## Given exercise
Keep only the lines of the data below that contain "limit", and copy them.

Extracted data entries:
__________
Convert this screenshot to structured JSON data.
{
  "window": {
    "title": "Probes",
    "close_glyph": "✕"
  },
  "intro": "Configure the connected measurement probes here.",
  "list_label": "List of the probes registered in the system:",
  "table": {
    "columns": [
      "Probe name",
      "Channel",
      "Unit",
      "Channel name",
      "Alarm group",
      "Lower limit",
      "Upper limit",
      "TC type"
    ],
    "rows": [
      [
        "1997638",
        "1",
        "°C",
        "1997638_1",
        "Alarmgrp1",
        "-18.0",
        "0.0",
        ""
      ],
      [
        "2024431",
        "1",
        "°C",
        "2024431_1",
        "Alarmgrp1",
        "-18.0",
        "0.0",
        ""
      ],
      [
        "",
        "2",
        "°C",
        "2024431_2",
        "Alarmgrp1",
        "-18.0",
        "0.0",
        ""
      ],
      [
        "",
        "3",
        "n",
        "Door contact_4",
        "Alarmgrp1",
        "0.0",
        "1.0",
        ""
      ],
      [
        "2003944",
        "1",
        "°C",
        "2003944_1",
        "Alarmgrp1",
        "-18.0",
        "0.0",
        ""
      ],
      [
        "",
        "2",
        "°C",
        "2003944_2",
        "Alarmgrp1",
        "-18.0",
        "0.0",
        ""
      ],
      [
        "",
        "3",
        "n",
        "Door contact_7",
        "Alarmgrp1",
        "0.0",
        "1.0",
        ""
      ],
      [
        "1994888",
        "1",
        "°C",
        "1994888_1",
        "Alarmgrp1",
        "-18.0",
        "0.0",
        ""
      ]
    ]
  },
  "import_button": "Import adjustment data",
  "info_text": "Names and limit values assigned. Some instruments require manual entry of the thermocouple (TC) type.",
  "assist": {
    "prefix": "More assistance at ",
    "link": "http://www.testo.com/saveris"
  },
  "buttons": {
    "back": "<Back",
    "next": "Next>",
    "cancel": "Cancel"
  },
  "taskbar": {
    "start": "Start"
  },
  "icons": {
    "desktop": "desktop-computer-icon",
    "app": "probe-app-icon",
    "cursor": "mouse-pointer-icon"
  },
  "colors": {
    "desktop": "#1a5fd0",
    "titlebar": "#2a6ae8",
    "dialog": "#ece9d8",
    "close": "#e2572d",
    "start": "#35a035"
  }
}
__________
## Reply
      "Lower limit",
      "Upper limit",
  "info_text": "Names and limit values assigned. Some instruments require manual entry of the thermocouple (TC) type.",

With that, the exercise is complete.